With the records below as input, work out how many lines include the word "precios". Give only the number.

━━━━━━

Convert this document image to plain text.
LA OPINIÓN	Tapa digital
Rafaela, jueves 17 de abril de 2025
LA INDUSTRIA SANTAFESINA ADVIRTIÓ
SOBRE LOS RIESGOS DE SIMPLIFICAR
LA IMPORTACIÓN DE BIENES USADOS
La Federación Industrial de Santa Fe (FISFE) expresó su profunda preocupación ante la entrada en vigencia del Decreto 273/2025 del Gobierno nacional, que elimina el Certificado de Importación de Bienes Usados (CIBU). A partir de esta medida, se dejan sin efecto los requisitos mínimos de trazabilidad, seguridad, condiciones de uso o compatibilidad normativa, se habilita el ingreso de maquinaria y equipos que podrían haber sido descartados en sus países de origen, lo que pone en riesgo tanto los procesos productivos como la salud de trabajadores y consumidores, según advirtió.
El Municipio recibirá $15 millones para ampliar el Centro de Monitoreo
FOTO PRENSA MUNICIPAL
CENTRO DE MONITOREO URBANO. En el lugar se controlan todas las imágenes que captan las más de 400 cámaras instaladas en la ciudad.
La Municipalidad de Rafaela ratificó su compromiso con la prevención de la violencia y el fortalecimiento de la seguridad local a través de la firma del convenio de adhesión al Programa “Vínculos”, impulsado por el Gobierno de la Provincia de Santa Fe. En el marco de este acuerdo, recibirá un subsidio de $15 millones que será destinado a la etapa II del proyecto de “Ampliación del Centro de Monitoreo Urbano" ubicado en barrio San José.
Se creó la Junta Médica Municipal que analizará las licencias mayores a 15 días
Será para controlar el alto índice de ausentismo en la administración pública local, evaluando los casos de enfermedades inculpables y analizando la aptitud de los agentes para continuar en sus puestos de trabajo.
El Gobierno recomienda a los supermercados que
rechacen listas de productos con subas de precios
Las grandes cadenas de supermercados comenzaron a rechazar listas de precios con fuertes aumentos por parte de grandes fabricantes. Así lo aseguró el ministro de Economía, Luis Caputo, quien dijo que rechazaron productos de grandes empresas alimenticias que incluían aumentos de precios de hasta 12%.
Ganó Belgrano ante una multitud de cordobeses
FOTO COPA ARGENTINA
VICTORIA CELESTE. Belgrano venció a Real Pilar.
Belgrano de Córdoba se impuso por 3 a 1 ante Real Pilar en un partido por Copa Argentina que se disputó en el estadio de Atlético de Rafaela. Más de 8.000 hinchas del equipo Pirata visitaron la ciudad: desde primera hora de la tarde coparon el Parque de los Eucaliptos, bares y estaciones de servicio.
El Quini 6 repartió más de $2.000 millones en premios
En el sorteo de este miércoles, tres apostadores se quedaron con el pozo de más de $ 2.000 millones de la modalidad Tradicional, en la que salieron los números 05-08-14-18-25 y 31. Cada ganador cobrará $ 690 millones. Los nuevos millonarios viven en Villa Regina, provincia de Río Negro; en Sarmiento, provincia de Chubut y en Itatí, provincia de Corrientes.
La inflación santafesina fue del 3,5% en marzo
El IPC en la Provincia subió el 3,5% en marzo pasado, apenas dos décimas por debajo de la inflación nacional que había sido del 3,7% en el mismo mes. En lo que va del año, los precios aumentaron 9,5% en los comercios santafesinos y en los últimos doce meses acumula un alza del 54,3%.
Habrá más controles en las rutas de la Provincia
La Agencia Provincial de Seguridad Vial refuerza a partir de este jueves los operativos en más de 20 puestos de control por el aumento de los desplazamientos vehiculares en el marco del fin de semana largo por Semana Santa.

━━━━━━

SOLUTION |
3